(Data entries)
====

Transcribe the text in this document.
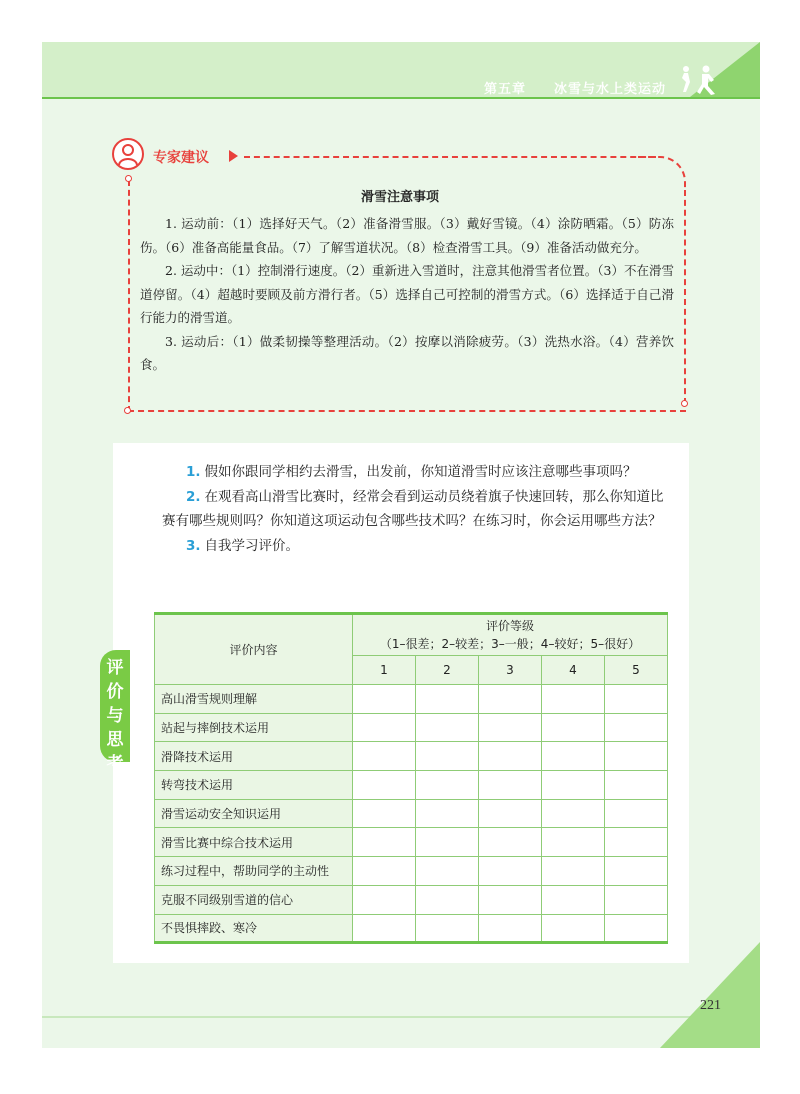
第五章 冰雪与水上类运动
专家建议
滑雪注意事项

1. 运动前：（1）选择好天气。（2）准备滑雪服。（3）戴好雪镜。（4）涂防晒霜。（5）防冻伤。（6）准备高能量食品。（7）了解雪道状况。（8）检查滑雪工具。（9）准备活动做充分。

2. 运动中：（1）控制滑行速度。（2）重新进入雪道时，注意其他滑雪者位置。（3）不在滑雪道停留。（4）超越时要顾及前方滑行者。（5）选择自己可控制的滑雪方式。（6）选择适于自己滑行能力的滑雪道。

3. 运动后：（1）做柔韧操等整理活动。（2）按摩以消除疲劳。（3）洗热水浴。（4）营养饮食。

1. 假如你跟同学相约去滑雪，出发前，你知道滑雪时应该注意哪些事项吗？

2. 在观看高山滑雪比赛时，经常会看到运动员绕着旗子快速回转，那么你知道比赛有哪些规则吗？你知道这项运动包含哪些技术吗？在练习时，你会运用哪些方法？

3. 自我学习评价。

评价与思考
评价内容	评价等级
（1–很差；2–较差；3–一般；4–较好；5–很好）				

	1	2	3	4	5
高山滑雪规则理解					
站起与摔倒技术运用					
滑降技术运用					
转弯技术运用					
滑雪运动安全知识运用					
滑雪比赛中综合技术运用					
练习过程中，帮助同学的主动性					
克服不同级别雪道的信心					
不畏惧摔跤、寒冷					
221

====

### THE REQUEST
Working from the material above, transcribe it exactly while omitting pictures.

### COMPLETED EXERCISE
Transcribe the text in this document.
第五章 冰雪与水上类运动
专家建议
滑雪注意事项

1. 运动前：（1）选择好天气。（2）准备滑雪服。（3）戴好雪镜。（4）涂防晒霜。（5）防冻伤。（6）准备高能量食品。（7）了解雪道状况。（8）检查滑雪工具。（9）准备活动做充分。

2. 运动中：（1）控制滑行速度。（2）重新进入雪道时，注意其他滑雪者位置。（3）不在滑雪道停留。（4）超越时要顾及前方滑行者。（5）选择自己可控制的滑雪方式。（6）选择适于自己滑行能力的滑雪道。

3. 运动后：（1）做柔韧操等整理活动。（2）按摩以消除疲劳。（3）洗热水浴。（4）营养饮食。

1. 假如你跟同学相约去滑雪，出发前，你知道滑雪时应该注意哪些事项吗？

2. 在观看高山滑雪比赛时，经常会看到运动员绕着旗子快速回转，那么你知道比赛有哪些规则吗？你知道这项运动包含哪些技术吗？在练习时，你会运用哪些方法？

3. 自我学习评价。

评价与思考
评价内容	评价等级
（1–很差；2–较差；3–一般；4–较好；5–很好）				

	1	2	3	4	5
高山滑雪规则理解					
站起与摔倒技术运用					
滑降技术运用					
转弯技术运用					
滑雪运动安全知识运用					
滑雪比赛中综合技术运用					
练习过程中，帮助同学的主动性					
克服不同级别雪道的信心					
不畏惧摔跤、寒冷					
221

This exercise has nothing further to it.